Il y avait un chat dans ma rue. J’ai marché sur 40 pavés de caniveau.
Tout a changé. Tout. TOUT VOUS DIS-JE !
Un chat. Un hibou. Un lézard.
Imaginons-les dans une piscine.
Le vent souffle fort, très fort.
Il fait nuit.
Un criquet chante tout de même, au loin.
Le chat nage, le hibou vole, le lézard rampe.
Parfois, l’humain a besoin de s’exprimer par le biais de nullités comme celle-là, non ?
En tout cas celle-ci reflète bien mon état d’esprit.
Enfin non, je suis beaucoup plus agitée. Et merde. Je retombe dans un blog de niaiseries. CHIASSE.

━━━━━━━━━━━━━━━━

Tâches et exercices.
- a) Dans l'extrait sur le chat, le hibou et le lézard, combien de pavés de caniveau sont mentionnés ?
- b) Poursuivez l'extrait sur le chat, le hibou et le lézard à la suite de sa dernière phrase.

━━━━━━━━━━━━━━━━

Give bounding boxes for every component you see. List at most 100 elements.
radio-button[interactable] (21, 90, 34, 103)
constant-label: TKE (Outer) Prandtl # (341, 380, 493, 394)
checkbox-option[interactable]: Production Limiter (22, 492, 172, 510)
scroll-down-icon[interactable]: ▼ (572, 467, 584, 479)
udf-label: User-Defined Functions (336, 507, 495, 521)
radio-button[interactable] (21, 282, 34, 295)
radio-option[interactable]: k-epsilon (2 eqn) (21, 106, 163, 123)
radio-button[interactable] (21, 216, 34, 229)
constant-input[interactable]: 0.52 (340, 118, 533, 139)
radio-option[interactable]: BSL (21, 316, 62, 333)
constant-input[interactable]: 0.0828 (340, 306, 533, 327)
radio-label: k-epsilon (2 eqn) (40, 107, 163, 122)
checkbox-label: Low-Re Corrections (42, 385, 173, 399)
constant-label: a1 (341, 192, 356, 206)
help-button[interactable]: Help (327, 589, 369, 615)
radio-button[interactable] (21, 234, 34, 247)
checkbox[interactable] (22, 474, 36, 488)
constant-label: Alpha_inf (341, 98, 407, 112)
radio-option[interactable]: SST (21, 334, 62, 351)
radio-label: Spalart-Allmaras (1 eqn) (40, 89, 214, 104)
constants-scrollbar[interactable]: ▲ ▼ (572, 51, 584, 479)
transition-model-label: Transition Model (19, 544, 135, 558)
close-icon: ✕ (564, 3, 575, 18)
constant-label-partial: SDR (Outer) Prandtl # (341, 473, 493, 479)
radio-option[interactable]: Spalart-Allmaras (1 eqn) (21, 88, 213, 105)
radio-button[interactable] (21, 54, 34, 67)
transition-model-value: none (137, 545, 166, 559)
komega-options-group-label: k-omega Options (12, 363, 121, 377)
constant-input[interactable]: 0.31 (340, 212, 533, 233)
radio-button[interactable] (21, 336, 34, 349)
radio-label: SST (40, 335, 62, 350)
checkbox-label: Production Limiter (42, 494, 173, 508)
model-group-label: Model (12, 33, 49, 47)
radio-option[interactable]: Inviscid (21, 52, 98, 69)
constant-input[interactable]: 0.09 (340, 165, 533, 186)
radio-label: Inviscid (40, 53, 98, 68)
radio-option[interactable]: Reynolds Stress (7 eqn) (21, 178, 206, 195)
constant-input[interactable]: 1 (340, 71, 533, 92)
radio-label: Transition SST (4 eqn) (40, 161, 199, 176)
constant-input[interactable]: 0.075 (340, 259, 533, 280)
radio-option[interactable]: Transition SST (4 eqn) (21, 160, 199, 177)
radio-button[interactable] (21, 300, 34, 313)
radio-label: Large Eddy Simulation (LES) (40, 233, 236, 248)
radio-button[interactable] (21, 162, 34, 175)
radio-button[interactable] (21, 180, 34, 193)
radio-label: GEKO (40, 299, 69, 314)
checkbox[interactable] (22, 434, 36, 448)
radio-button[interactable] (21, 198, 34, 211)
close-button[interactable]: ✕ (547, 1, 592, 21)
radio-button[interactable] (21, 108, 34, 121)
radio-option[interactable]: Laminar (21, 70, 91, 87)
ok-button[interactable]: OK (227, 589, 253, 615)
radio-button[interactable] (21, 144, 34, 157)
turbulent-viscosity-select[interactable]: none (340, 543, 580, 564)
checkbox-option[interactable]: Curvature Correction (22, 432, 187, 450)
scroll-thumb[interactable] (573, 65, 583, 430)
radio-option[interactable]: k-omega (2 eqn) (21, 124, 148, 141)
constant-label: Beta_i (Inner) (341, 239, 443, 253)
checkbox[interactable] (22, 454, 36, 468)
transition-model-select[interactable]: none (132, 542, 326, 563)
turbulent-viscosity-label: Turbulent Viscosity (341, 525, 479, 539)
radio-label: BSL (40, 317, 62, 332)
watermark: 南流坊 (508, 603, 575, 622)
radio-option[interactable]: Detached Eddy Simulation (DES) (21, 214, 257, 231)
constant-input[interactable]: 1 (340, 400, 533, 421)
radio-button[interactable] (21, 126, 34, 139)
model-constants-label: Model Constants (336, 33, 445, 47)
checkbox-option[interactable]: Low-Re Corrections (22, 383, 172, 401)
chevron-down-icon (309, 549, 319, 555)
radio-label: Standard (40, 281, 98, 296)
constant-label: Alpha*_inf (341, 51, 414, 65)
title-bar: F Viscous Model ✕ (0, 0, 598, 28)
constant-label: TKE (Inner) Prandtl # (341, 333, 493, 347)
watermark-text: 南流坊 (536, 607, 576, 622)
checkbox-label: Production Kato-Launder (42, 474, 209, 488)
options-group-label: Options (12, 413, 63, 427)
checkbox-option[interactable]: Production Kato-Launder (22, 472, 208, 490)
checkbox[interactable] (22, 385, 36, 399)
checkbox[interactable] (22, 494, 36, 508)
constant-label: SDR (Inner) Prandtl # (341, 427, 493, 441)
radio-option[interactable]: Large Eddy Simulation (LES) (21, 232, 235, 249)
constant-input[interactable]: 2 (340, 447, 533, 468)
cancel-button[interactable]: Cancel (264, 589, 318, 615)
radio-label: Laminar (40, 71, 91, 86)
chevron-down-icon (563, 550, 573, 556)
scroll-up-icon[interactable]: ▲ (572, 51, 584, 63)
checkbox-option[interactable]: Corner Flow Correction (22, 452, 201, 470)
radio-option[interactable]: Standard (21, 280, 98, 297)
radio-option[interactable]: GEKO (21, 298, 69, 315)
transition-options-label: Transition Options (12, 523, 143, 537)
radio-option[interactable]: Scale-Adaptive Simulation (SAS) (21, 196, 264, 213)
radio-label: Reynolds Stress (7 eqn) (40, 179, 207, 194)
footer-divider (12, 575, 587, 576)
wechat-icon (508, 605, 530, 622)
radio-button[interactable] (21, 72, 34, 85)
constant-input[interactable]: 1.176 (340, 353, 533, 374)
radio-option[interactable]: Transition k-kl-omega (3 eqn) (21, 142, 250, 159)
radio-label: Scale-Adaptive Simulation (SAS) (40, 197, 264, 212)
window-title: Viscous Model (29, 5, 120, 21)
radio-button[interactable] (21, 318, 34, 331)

━━━━━━━━━━━━━━━━

Résultats.
- a) Quarante pavés de caniveau.

- b)
J’aime les gens. Vraiment. Vraiment. Autant que les pantalons.
D’ailleurs, une chemise peut-elle écrire des fables ?
Moi je dis : pourquoi pas ? On a bien des fontaines qui en sont capables. Et des racines qui écrivent des pièces de théâtre. Caca.
(Je m’excuse pour le manque d’intérêt à mes articles dernièrement.) (D’un autre côté, c’est pas comme si j’avais plus de deux lectrices.) (Merci les copines.)